**Görev 1**. Aktif Yaşam Merkezi'ni anlatan aşağıdaki alıntıyı hiçbir şeyini değiştirmeden baştan sona çıkar.

**Verilen Alıntı**.
Sinem ERYILMAZ - Özgür KUMANOVALI / İSTANBUL,() - ENGELLİ çocuk ve gençleri spor becerilerini geliştirme yolu ile topluma kazandırmak amacıyla yola çıkan Aktif Yaşam Merkezi, bugüne kadar yüzlerce çocuğu hayata bağladı. Özel gereksinimli çocukların yanı sıra çevre okullardan gelen öğrenciler de dahil edildiği projenin daha çok gence ulaşması için 3 bakanlıktan destek bekleniyor.


Engelli çocuk ve gençlerin en büyük sorunlarından biri de eğitim gördükleri okullarda ve özel eğitim ve rehabilitasyon merkezlerinde beden eğitimi derslerini alamaması. Oysa beden eğitimi ve spora katılım “BM Engelli Hakları Sözleşmesi” 30. Maddede bir hak olarak tanımlanmış, sözleşmeye taraf ülkelerden biri olan Türkiye de özel gereksinimli çocuk ve gençlerin akranları ile eşit koşullarda spora katılımlarını sağlayacaklarını taaddüt etmişlerdir. Hak temelli bir yaklaşımla özel gereksinimli çocukların motor becerilerini desteklemek ve okullarda alamadıkları bu eğitimin tamamlanması amacıyla 2013 yılında Pendik Belediyesi ve Pendik Kaymakamlığı ve İstanbul Gedik Üniversitesi, iş birliği ile hayata geçirilen Aktif Yaşam Merkezi umut olmaya devam ediyor.

**Görev 2**. Aşağıdaki listenin ilk satırından "code-label: Code <box>115 350 178 379</box>" ifadesini içeren satıra kadar her şeyi, iki uç da dahil olmak üzere, Sıra ve Satır adlı iki sütunu olan bir Markdown tablosuna dönüştür. Boş satırları tabloya alma.

**Liste**.
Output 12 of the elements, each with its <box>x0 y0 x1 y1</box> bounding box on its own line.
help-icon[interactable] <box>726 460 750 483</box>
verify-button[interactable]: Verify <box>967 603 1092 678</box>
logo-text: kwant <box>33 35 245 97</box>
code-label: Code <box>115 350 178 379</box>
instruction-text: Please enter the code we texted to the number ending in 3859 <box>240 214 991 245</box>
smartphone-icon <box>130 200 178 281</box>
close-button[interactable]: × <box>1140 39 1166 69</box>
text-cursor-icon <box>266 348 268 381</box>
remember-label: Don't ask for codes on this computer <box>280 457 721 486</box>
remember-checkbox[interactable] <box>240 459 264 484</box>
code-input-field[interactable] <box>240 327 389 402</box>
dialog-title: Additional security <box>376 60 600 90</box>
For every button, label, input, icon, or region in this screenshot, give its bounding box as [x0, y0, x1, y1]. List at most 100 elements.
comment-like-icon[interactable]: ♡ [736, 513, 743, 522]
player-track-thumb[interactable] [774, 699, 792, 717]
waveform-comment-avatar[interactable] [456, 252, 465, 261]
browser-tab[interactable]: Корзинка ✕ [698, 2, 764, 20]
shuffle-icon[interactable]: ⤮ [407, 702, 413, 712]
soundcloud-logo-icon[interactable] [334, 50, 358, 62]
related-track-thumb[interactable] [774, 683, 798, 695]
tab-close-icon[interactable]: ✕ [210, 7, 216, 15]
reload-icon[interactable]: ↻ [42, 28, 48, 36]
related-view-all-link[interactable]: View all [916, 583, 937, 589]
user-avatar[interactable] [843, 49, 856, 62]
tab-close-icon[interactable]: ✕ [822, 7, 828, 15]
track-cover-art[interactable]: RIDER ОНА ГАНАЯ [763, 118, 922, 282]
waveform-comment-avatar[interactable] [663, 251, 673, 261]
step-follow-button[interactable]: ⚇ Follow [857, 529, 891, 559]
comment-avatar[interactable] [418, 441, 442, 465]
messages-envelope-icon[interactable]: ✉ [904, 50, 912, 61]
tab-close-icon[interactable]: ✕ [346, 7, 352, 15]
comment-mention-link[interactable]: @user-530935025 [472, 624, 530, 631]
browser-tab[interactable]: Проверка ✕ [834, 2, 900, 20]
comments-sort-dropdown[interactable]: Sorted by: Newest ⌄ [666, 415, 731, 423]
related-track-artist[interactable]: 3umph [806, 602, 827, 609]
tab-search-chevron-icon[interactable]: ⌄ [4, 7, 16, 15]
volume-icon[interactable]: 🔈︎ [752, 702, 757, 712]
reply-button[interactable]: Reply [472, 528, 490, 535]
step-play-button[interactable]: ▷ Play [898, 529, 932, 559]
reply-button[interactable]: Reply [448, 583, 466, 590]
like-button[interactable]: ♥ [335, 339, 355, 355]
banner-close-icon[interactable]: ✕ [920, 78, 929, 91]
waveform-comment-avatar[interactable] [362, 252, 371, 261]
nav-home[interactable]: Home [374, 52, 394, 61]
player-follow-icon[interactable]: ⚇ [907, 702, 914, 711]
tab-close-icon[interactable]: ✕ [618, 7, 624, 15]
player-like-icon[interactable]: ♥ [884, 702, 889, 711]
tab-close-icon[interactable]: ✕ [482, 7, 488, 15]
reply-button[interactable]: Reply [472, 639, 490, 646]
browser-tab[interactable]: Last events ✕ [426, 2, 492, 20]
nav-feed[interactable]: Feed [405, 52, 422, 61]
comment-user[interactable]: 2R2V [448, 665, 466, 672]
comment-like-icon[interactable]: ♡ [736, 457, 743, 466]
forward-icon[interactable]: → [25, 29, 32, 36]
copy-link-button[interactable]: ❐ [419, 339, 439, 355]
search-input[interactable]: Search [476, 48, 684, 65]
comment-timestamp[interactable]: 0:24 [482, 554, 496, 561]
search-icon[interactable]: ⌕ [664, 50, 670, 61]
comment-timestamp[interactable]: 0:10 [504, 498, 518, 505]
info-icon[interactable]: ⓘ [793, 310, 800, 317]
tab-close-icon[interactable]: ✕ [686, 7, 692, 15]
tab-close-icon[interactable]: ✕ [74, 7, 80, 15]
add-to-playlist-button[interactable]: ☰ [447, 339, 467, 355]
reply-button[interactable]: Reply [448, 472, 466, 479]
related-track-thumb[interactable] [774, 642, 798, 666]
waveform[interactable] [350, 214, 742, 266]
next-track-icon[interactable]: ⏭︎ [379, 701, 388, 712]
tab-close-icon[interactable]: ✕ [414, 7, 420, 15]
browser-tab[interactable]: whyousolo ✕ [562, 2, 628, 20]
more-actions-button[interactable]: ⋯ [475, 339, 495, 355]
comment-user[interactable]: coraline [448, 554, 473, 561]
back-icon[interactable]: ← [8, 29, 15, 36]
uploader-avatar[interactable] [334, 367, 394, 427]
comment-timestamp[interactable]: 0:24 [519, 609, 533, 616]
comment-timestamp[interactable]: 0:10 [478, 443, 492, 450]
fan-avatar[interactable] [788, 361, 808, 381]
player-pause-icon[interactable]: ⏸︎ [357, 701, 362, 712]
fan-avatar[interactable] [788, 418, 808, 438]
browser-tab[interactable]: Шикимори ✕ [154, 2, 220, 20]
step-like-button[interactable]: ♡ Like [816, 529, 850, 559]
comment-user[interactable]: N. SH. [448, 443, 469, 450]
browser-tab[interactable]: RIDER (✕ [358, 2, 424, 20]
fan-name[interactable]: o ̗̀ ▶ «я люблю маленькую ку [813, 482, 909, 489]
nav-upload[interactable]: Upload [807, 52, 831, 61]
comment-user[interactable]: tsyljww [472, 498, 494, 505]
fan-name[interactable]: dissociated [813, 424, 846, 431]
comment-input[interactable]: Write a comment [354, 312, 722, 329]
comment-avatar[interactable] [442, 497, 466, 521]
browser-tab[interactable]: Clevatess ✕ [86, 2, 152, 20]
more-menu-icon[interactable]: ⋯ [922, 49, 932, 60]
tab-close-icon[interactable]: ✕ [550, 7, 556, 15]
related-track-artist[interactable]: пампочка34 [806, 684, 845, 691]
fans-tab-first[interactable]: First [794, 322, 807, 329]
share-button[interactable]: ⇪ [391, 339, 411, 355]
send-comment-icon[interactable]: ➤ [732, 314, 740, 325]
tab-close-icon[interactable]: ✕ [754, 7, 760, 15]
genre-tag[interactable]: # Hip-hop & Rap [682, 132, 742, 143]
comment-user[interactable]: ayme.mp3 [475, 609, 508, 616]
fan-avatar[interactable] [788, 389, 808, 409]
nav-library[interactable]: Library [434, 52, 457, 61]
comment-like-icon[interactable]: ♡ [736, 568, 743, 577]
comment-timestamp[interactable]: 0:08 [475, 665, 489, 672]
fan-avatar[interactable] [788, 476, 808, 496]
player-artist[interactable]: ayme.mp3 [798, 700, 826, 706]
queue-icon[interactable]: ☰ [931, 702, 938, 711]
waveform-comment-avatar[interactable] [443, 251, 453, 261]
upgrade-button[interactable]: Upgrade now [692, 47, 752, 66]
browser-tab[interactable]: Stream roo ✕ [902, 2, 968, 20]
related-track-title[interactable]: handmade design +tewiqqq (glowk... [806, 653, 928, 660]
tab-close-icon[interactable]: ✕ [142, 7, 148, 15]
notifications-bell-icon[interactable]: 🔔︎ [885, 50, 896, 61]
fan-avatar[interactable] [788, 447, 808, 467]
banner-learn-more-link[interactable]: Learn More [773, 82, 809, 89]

**Doğru Yanıt 1**.
Sinem ERYILMAZ - Özgür KUMANOVALI / İSTANBUL,() - ENGELLİ çocuk ve gençleri spor becerilerini geliştirme yolu ile topluma kazandırmak amacıyla yola çıkan Aktif Yaşam Merkezi, bugüne kadar yüzlerce çocuğu hayata bağladı. Özel gereksinimli çocukların yanı sıra çevre okullardan gelen öğrenciler de dahil edildiği projenin daha çok gence ulaşması için 3 bakanlıktan destek bekleniyor.


Engelli çocuk ve gençlerin en büyük sorunlarından biri de eğitim gördükleri okullarda ve özel eğitim ve rehabilitasyon merkezlerinde beden eğitimi derslerini alamaması. Oysa beden eğitimi ve spora katılım “BM Engelli Hakları Sözleşmesi” 30. Maddede bir hak olarak tanımlanmış, sözleşmeye taraf ülkelerden biri olan Türkiye de özel gereksinimli çocuk ve gençlerin akranları ile eşit koşullarda spora katılımlarını sağlayacaklarını taaddüt etmişlerdir. Hak temelli bir yaklaşımla özel gereksinimli çocukların motor becerilerini desteklemek ve okullarda alamadıkları bu eğitimin tamamlanması amacıyla 2013 yılında Pendik Belediyesi ve Pendik Kaymakamlığı ve İstanbul Gedik Üniversitesi, iş birliği ile hayata geçirilen Aktif Yaşam Merkezi umut olmaya devam ediyor.

**Doğru Yanıt 2**.
| Sıra | Satır |
|---|---|
| 1 | Output 12 of the elements, each with its <box>x0 y0 x1 y1</box> bounding box on its own line. |
| 2 | help-icon[interactable] <box>726 460 750 483</box> |
| 3 | verify-button[interactable]: Verify <box>967 603 1092 678</box> |
| 4 | logo-text: kwant <box>33 35 245 97</box> |
| 5 | code-label: Code <box>115 350 178 379</box> |